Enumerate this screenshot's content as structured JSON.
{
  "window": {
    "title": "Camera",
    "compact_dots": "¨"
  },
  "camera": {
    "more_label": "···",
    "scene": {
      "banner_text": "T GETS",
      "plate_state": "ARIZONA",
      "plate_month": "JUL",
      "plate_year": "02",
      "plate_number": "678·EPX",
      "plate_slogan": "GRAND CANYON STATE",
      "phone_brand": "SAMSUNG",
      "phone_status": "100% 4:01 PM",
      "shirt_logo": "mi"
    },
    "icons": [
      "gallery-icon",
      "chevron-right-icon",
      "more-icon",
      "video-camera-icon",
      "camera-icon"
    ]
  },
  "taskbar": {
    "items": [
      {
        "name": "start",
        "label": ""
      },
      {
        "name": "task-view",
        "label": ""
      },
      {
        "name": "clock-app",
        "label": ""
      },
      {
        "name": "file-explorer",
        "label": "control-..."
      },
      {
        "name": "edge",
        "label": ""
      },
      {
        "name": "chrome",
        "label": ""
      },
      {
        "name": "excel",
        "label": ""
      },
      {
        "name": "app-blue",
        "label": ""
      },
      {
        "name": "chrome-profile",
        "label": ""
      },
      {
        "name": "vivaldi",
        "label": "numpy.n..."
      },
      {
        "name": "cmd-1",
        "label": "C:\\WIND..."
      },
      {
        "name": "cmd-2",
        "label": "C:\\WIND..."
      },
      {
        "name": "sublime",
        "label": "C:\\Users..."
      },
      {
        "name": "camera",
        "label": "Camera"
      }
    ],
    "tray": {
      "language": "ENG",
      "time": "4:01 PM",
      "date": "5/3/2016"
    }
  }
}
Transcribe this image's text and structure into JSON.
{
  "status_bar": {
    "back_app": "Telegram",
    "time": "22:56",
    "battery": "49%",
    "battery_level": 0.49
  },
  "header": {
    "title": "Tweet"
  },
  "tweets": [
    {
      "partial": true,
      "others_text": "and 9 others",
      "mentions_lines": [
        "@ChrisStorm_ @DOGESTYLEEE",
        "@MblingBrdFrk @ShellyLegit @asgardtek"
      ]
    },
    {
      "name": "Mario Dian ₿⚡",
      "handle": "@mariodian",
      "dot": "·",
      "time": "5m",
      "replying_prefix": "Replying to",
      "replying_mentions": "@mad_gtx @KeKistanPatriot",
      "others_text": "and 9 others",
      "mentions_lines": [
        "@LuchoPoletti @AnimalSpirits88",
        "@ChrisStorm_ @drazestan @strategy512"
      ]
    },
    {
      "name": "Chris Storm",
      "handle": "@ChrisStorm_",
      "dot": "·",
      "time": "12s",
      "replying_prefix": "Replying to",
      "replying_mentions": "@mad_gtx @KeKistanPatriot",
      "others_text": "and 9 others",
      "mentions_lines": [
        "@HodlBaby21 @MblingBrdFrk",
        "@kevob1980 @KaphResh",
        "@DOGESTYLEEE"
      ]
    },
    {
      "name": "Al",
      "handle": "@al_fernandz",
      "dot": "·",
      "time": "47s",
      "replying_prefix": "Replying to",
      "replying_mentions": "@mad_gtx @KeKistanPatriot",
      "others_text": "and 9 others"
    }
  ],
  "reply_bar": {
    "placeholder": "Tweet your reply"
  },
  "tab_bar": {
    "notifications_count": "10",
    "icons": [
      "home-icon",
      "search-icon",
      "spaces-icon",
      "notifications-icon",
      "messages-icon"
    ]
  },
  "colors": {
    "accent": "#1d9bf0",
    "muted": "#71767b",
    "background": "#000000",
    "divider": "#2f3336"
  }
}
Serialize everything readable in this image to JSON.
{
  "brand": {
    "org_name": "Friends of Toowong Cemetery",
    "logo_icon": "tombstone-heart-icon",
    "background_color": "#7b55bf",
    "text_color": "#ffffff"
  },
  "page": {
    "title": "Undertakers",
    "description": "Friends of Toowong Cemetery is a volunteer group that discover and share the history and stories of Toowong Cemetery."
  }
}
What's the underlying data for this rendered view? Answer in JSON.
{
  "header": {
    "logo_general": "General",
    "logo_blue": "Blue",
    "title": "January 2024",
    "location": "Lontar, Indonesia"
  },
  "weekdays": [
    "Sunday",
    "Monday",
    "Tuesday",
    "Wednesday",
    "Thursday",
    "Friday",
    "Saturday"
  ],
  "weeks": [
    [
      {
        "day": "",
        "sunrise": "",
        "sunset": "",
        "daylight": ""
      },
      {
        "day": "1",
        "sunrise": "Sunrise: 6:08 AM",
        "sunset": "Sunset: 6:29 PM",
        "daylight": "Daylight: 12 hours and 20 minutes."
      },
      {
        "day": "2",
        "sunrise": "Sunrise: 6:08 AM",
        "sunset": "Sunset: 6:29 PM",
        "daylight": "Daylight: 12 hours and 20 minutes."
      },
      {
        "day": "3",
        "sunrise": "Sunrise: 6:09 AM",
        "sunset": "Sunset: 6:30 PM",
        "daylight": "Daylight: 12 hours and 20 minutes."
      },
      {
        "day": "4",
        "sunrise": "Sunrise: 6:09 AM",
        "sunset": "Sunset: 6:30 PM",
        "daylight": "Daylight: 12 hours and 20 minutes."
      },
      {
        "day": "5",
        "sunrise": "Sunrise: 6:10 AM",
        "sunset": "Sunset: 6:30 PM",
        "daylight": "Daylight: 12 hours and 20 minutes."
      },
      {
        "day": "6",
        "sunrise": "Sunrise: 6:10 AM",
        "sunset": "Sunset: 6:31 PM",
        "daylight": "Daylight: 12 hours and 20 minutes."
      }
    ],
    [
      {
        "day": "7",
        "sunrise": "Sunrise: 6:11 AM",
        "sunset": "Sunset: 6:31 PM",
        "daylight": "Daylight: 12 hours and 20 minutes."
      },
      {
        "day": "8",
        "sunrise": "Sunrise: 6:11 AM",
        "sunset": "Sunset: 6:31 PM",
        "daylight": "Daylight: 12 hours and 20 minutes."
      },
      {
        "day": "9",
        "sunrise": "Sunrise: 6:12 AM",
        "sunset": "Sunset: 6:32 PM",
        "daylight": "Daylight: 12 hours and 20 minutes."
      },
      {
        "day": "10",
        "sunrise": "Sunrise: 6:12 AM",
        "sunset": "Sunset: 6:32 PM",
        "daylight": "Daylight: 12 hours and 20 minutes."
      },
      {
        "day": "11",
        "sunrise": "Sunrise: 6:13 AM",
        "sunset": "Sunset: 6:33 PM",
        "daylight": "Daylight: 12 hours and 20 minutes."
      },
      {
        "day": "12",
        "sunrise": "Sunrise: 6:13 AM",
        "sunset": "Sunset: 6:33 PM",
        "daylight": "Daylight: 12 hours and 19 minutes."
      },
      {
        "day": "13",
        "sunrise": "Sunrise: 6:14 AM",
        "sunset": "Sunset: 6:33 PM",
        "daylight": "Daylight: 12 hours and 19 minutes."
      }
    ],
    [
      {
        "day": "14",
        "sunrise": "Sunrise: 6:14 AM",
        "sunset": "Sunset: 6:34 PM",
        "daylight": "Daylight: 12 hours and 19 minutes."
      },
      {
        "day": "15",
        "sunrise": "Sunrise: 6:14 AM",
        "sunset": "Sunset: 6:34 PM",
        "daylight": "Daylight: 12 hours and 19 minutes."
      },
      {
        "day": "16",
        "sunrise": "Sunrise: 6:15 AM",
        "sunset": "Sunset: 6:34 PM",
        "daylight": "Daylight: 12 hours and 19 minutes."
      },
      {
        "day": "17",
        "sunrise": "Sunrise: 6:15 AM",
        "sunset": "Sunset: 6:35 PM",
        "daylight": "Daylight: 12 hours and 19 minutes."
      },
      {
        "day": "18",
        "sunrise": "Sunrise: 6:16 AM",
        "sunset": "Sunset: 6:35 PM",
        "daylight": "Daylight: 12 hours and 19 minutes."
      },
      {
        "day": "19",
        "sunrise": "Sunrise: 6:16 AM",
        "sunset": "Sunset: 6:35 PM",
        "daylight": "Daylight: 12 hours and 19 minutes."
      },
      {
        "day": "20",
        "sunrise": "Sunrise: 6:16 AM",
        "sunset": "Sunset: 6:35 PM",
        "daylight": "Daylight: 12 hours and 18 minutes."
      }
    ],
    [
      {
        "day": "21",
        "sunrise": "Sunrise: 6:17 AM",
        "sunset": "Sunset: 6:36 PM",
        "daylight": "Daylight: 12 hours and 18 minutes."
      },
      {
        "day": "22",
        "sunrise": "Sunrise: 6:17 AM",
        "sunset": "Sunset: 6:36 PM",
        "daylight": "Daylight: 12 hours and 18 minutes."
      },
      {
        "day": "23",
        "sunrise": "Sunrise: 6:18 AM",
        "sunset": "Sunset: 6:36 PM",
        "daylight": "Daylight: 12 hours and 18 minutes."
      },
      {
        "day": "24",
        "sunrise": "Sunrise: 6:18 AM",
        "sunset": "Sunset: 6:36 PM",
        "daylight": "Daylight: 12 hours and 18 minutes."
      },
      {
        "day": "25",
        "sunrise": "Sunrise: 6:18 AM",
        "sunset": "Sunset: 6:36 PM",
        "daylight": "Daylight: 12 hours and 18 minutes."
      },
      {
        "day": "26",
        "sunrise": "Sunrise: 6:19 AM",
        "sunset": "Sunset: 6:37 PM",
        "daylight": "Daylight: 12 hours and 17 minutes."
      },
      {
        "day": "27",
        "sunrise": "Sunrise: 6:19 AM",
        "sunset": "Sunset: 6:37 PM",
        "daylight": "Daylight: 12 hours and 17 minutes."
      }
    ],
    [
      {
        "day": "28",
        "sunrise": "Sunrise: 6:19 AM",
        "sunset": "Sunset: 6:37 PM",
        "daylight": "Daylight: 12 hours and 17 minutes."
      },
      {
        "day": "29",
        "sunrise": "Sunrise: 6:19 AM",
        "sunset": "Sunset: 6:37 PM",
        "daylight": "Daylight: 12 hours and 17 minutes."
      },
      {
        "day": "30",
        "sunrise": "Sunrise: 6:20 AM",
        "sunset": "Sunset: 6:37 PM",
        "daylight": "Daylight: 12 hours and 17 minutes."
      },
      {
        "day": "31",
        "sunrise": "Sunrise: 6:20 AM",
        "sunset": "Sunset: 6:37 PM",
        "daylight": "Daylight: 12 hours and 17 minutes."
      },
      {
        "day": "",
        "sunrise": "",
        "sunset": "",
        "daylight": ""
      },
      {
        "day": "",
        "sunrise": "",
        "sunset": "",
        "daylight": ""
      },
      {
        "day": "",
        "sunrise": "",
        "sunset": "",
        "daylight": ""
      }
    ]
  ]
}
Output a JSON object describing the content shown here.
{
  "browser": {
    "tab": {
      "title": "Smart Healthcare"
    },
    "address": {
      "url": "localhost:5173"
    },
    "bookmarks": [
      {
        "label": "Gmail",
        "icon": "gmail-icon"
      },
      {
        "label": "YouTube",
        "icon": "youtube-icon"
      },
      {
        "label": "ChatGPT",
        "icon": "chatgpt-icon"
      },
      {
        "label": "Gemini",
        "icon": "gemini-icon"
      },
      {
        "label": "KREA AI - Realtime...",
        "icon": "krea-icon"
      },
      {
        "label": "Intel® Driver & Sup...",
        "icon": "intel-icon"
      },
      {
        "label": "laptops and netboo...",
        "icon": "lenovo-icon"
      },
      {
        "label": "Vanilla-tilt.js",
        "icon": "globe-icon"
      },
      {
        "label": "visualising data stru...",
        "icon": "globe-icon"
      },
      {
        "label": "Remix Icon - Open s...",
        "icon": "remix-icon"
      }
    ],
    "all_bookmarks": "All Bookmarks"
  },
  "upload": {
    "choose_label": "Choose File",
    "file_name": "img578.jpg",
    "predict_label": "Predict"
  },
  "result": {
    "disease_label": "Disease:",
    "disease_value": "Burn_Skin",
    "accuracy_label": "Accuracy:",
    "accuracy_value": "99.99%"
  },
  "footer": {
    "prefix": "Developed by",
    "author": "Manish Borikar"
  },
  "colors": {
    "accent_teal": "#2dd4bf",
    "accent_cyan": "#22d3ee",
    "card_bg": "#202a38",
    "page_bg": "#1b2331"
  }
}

____________________

Given exercise. Copy out every line in the listing where the word "image" appears.

Full output.
Transcribe this image's text and structure into JSON.
Serialize everything readable in this image to JSON.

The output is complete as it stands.